* _Exercise brief_
Write every record out again exactly as given.

* _Data supplied_
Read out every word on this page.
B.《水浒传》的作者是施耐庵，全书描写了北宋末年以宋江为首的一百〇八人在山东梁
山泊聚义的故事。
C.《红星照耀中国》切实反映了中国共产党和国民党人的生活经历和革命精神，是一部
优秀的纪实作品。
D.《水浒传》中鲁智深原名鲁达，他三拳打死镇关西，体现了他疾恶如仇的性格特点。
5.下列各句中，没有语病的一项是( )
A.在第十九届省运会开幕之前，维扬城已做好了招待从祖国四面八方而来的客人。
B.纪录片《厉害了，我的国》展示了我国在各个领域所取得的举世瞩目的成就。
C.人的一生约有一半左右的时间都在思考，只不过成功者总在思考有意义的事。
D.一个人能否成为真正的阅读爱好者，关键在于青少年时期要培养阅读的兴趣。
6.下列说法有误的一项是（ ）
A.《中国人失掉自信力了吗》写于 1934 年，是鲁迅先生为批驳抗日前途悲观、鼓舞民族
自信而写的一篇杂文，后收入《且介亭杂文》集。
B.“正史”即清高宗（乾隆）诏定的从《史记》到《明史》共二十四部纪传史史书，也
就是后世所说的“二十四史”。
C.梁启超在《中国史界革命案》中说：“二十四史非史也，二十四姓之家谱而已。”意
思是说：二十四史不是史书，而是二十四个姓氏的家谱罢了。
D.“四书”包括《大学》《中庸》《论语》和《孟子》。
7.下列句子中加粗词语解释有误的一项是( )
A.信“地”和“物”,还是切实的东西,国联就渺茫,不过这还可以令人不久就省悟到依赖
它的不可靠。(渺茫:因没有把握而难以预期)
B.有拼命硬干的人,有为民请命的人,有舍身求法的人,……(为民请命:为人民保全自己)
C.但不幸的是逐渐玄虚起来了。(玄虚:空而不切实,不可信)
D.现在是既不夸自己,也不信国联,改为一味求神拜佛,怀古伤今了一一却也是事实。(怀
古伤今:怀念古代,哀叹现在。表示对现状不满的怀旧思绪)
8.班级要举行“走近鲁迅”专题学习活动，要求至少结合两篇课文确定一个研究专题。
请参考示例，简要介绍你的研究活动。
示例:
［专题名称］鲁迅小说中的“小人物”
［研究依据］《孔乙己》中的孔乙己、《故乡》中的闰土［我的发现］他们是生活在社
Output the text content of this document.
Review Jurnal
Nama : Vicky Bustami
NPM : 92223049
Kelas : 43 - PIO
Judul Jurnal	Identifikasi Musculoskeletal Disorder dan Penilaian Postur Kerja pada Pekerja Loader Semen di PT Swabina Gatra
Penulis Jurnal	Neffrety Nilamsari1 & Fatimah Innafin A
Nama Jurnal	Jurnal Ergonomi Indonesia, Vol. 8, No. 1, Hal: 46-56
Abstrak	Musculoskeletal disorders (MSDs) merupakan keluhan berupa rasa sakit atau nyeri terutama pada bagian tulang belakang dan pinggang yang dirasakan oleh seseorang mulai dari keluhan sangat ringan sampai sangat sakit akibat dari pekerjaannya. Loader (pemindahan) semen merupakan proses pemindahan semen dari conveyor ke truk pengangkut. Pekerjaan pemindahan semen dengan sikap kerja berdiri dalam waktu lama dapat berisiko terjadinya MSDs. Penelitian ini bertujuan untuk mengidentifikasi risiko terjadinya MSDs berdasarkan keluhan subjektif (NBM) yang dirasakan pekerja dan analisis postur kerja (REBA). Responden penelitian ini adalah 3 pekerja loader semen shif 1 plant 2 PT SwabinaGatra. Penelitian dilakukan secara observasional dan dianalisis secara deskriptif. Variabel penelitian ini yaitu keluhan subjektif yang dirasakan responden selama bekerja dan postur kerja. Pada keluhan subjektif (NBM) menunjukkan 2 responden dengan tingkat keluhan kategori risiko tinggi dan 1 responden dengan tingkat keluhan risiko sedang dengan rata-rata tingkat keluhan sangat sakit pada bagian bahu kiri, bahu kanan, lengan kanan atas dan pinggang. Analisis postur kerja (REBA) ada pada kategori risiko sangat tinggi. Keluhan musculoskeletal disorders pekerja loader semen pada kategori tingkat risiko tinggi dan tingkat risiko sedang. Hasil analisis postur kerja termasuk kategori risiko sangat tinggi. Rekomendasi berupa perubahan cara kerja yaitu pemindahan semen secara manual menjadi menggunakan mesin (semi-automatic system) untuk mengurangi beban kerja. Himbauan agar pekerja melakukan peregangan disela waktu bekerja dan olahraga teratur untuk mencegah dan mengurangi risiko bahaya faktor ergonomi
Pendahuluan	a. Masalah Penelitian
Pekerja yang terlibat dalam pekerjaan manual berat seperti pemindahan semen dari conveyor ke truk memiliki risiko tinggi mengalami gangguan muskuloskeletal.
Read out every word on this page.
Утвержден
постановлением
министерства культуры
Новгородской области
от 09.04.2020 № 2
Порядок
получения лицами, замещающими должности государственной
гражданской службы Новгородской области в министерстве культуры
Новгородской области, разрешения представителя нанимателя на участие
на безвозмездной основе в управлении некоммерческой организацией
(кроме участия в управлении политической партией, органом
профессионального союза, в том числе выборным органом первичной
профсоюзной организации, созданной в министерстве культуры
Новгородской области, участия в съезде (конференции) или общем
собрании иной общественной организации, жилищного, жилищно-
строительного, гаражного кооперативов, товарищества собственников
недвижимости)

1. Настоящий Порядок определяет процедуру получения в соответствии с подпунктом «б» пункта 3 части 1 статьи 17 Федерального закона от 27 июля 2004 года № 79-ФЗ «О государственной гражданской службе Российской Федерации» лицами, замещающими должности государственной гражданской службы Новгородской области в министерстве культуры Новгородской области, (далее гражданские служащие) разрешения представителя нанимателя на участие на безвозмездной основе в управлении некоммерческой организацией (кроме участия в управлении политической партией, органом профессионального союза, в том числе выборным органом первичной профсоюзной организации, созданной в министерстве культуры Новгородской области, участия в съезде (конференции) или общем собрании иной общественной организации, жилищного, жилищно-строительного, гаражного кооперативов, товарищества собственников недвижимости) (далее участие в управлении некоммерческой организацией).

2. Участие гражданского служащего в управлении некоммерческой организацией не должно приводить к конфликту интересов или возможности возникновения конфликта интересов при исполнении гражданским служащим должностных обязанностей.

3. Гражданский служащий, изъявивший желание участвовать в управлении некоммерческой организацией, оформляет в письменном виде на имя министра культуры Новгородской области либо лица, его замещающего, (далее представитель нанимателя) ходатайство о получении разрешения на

* _Reply_
Read out every word on this page.
B.《水浒传》的作者是施耐庵，全书描写了北宋末年以宋江为首的一百〇八人在山东梁
山泊聚义的故事。
C.《红星照耀中国》切实反映了中国共产党和国民党人的生活经历和革命精神，是一部
优秀的纪实作品。
D.《水浒传》中鲁智深原名鲁达，他三拳打死镇关西，体现了他疾恶如仇的性格特点。
5.下列各句中，没有语病的一项是( )
A.在第十九届省运会开幕之前，维扬城已做好了招待从祖国四面八方而来的客人。
B.纪录片《厉害了，我的国》展示了我国在各个领域所取得的举世瞩目的成就。
C.人的一生约有一半左右的时间都在思考，只不过成功者总在思考有意义的事。
D.一个人能否成为真正的阅读爱好者，关键在于青少年时期要培养阅读的兴趣。
6.下列说法有误的一项是（ ）
A.《中国人失掉自信力了吗》写于 1934 年，是鲁迅先生为批驳抗日前途悲观、鼓舞民族
自信而写的一篇杂文，后收入《且介亭杂文》集。
B.“正史”即清高宗（乾隆）诏定的从《史记》到《明史》共二十四部纪传史史书，也
就是后世所说的“二十四史”。
C.梁启超在《中国史界革命案》中说：“二十四史非史也，二十四姓之家谱而已。”意
思是说：二十四史不是史书，而是二十四个姓氏的家谱罢了。
D.“四书”包括《大学》《中庸》《论语》和《孟子》。
7.下列句子中加粗词语解释有误的一项是( )
A.信“地”和“物”,还是切实的东西,国联就渺茫,不过这还可以令人不久就省悟到依赖
它的不可靠。(渺茫:因没有把握而难以预期)
B.有拼命硬干的人,有为民请命的人,有舍身求法的人,……(为民请命:为人民保全自己)
C.但不幸的是逐渐玄虚起来了。(玄虚:空而不切实,不可信)
D.现在是既不夸自己,也不信国联,改为一味求神拜佛,怀古伤今了一一却也是事实。(怀
古伤今:怀念古代,哀叹现在。表示对现状不满的怀旧思绪)
8.班级要举行“走近鲁迅”专题学习活动，要求至少结合两篇课文确定一个研究专题。
请参考示例，简要介绍你的研究活动。
示例:
［专题名称］鲁迅小说中的“小人物”
［研究依据］《孔乙己》中的孔乙己、《故乡》中的闰土［我的发现］他们是生活在社
Output the text content of this document.
Review Jurnal
Nama : Vicky Bustami
NPM : 92223049
Kelas : 43 - PIO
Judul Jurnal	Identifikasi Musculoskeletal Disorder dan Penilaian Postur Kerja pada Pekerja Loader Semen di PT Swabina Gatra
Penulis Jurnal	Neffrety Nilamsari1 & Fatimah Innafin A
Nama Jurnal	Jurnal Ergonomi Indonesia, Vol. 8, No. 1, Hal: 46-56
Abstrak	Musculoskeletal disorders (MSDs) merupakan keluhan berupa rasa sakit atau nyeri terutama pada bagian tulang belakang dan pinggang yang dirasakan oleh seseorang mulai dari keluhan sangat ringan sampai sangat sakit akibat dari pekerjaannya. Loader (pemindahan) semen merupakan proses pemindahan semen dari conveyor ke truk pengangkut. Pekerjaan pemindahan semen dengan sikap kerja berdiri dalam waktu lama dapat berisiko terjadinya MSDs. Penelitian ini bertujuan untuk mengidentifikasi risiko terjadinya MSDs berdasarkan keluhan subjektif (NBM) yang dirasakan pekerja dan analisis postur kerja (REBA). Responden penelitian ini adalah 3 pekerja loader semen shif 1 plant 2 PT SwabinaGatra. Penelitian dilakukan secara observasional dan dianalisis secara deskriptif. Variabel penelitian ini yaitu keluhan subjektif yang dirasakan responden selama bekerja dan postur kerja. Pada keluhan subjektif (NBM) menunjukkan 2 responden dengan tingkat keluhan kategori risiko tinggi dan 1 responden dengan tingkat keluhan risiko sedang dengan rata-rata tingkat keluhan sangat sakit pada bagian bahu kiri, bahu kanan, lengan kanan atas dan pinggang. Analisis postur kerja (REBA) ada pada kategori risiko sangat tinggi. Keluhan musculoskeletal disorders pekerja loader semen pada kategori tingkat risiko tinggi dan tingkat risiko sedang. Hasil analisis postur kerja termasuk kategori risiko sangat tinggi. Rekomendasi berupa perubahan cara kerja yaitu pemindahan semen secara manual menjadi menggunakan mesin (semi-automatic system) untuk mengurangi beban kerja. Himbauan agar pekerja melakukan peregangan disela waktu bekerja dan olahraga teratur untuk mencegah dan mengurangi risiko bahaya faktor ergonomi
Pendahuluan	a. Masalah Penelitian
Pekerja yang terlibat dalam pekerjaan manual berat seperti pemindahan semen dari conveyor ke truk memiliki risiko tinggi mengalami gangguan muskuloskeletal.
Read out every word on this page.
Утвержден
постановлением
министерства культуры
Новгородской области
от 09.04.2020 № 2
Порядок
получения лицами, замещающими должности государственной
гражданской службы Новгородской области в министерстве культуры
Новгородской области, разрешения представителя нанимателя на участие
на безвозмездной основе в управлении некоммерческой организацией
(кроме участия в управлении политической партией, органом
профессионального союза, в том числе выборным органом первичной
профсоюзной организации, созданной в министерстве культуры
Новгородской области, участия в съезде (конференции) или общем
собрании иной общественной организации, жилищного, жилищно-
строительного, гаражного кооперативов, товарищества собственников
недвижимости)

1. Настоящий Порядок определяет процедуру получения в соответствии с подпунктом «б» пункта 3 части 1 статьи 17 Федерального закона от 27 июля 2004 года № 79-ФЗ «О государственной гражданской службе Российской Федерации» лицами, замещающими должности государственной гражданской службы Новгородской области в министерстве культуры Новгородской области, (далее гражданские служащие) разрешения представителя нанимателя на участие на безвозмездной основе в управлении некоммерческой организацией (кроме участия в управлении политической партией, органом профессионального союза, в том числе выборным органом первичной профсоюзной организации, созданной в министерстве культуры Новгородской области, участия в съезде (конференции) или общем собрании иной общественной организации, жилищного, жилищно-строительного, гаражного кооперативов, товарищества собственников недвижимости) (далее участие в управлении некоммерческой организацией).

2. Участие гражданского служащего в управлении некоммерческой организацией не должно приводить к конфликту интересов или возможности возникновения конфликта интересов при исполнении гражданским служащим должностных обязанностей.

3. Гражданский служащий, изъявивший желание участвовать в управлении некоммерческой организацией, оформляет в письменном виде на имя министра культуры Новгородской области либо лица, его замещающего, (далее представитель нанимателя) ходатайство о получении разрешения на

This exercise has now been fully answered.